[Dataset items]
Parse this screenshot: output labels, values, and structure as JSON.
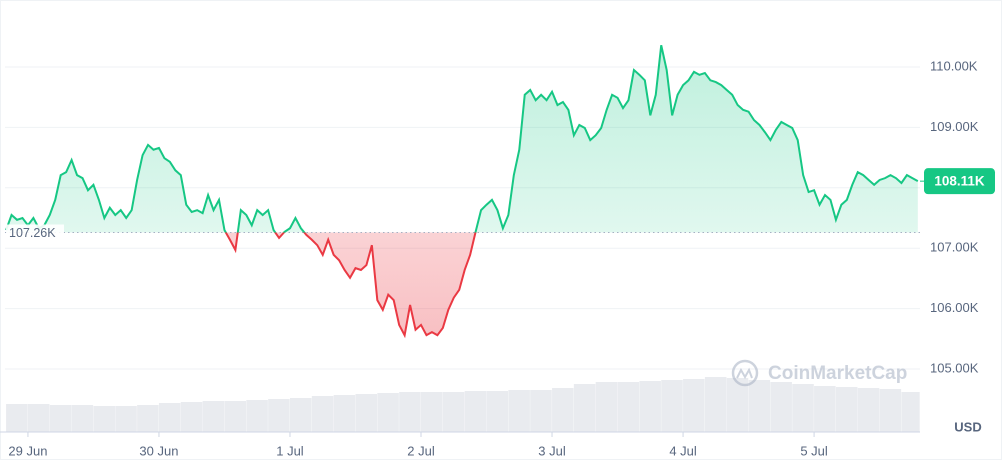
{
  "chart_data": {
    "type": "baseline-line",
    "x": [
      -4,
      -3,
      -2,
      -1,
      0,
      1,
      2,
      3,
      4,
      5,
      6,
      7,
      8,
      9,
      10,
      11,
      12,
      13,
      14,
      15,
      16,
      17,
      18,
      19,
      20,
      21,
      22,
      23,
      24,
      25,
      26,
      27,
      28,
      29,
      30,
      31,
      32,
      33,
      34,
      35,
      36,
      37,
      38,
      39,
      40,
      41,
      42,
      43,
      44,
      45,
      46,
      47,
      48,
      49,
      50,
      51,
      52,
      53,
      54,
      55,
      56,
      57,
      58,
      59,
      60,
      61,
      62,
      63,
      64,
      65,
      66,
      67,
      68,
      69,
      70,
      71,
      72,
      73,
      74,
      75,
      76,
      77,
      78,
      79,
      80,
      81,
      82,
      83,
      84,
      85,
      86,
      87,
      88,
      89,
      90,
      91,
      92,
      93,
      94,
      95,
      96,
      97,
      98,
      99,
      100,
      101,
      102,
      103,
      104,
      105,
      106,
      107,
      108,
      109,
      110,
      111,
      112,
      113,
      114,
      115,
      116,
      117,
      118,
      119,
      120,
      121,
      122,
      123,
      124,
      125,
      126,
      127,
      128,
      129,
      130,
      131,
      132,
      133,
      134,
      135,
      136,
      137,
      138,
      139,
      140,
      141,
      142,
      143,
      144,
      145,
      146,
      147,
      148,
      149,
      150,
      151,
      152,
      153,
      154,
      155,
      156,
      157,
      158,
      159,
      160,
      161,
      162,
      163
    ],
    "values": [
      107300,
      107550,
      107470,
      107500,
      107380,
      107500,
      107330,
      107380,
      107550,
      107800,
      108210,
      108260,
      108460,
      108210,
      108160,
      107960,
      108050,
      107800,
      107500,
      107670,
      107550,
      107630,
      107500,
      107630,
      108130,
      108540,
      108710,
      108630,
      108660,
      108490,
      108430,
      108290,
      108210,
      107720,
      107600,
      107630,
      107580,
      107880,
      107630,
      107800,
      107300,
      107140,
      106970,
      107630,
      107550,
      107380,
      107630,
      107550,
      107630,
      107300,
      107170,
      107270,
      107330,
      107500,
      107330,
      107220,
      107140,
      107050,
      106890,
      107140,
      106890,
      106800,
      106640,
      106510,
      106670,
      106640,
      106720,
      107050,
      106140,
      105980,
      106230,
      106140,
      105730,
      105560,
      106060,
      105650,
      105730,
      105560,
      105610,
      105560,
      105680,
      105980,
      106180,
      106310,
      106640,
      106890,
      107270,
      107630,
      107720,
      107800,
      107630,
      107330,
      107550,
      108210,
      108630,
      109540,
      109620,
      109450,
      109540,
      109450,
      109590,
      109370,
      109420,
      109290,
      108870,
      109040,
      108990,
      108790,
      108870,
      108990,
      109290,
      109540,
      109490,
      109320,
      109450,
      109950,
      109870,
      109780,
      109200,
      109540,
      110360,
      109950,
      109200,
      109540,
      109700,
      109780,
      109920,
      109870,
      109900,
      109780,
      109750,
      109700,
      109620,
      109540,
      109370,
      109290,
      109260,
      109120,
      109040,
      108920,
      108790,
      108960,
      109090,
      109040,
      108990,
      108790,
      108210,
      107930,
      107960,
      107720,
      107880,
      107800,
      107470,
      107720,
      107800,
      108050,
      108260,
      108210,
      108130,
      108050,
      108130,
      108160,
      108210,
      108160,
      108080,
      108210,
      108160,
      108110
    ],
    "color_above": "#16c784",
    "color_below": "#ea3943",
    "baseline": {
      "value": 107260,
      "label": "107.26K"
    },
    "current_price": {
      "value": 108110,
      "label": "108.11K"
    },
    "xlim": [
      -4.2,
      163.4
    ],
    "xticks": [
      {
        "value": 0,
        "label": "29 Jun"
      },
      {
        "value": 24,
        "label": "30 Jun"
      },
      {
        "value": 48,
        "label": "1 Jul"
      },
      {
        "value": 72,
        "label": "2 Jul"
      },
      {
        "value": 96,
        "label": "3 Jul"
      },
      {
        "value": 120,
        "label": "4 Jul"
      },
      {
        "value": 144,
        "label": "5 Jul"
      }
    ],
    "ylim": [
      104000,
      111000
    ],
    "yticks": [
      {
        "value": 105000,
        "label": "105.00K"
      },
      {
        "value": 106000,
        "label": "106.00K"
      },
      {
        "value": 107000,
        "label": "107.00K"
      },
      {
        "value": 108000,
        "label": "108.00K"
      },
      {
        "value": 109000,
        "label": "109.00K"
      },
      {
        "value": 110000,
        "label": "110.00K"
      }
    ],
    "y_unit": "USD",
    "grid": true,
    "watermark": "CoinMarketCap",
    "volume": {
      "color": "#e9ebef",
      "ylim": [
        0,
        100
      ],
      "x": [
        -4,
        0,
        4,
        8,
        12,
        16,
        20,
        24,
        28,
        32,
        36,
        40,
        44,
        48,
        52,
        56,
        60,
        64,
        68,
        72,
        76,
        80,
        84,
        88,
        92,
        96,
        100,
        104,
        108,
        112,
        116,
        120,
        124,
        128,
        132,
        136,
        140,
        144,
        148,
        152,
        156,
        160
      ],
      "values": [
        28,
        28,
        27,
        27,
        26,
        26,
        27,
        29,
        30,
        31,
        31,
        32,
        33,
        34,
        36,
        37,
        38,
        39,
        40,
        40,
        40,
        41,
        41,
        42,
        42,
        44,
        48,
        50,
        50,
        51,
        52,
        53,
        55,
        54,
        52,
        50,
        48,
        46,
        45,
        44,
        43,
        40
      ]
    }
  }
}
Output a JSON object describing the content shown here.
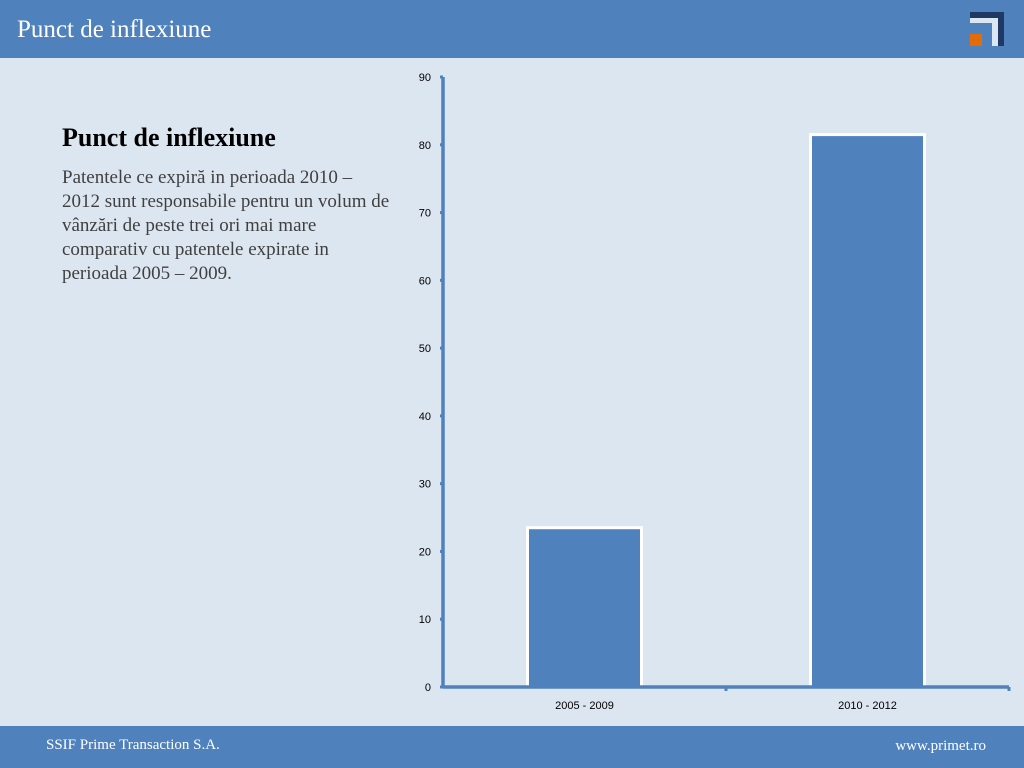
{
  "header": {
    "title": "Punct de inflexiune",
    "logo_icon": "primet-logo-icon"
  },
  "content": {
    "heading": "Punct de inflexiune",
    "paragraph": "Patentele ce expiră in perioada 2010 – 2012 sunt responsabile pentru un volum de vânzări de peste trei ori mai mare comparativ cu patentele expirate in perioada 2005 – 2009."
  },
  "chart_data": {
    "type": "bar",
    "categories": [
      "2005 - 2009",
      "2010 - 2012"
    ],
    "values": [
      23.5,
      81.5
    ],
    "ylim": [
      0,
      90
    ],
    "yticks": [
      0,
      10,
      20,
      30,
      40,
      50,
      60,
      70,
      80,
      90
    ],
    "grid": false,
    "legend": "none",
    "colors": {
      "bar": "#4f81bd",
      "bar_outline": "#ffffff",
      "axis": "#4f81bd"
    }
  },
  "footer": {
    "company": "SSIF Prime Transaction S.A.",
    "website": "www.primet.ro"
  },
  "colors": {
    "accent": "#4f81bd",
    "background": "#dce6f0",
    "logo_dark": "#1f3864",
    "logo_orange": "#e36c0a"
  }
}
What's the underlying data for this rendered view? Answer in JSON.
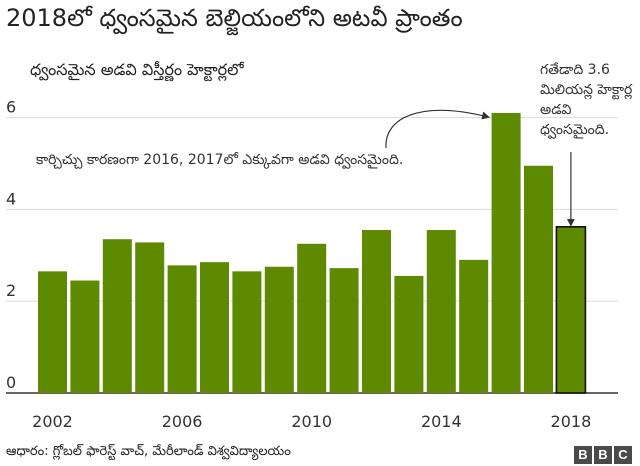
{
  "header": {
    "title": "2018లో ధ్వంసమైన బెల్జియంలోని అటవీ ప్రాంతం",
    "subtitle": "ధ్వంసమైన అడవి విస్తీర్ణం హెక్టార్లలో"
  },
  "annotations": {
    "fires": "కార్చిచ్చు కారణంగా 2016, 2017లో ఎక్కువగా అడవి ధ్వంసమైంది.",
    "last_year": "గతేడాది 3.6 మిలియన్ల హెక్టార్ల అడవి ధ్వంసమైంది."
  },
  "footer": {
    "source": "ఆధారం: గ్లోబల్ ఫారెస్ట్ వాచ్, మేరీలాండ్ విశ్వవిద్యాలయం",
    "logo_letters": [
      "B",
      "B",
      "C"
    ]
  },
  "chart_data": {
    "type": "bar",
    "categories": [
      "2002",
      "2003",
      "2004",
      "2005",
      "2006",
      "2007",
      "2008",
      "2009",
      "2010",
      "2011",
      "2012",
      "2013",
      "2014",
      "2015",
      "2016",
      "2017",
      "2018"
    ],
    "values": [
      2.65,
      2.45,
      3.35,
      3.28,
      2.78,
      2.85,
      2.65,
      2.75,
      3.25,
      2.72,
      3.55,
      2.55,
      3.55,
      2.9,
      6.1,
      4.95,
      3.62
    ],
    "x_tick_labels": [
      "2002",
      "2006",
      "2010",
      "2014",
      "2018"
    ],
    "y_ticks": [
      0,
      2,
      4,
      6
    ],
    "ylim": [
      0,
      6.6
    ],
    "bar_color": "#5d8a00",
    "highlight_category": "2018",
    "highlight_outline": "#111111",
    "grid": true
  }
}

- [What to work on] Collect from the data above every line that includes "Punct".

- [Response to the exercise]
    "title": "Punct de inflexiune",
    "heading": "Punct de inflexiune",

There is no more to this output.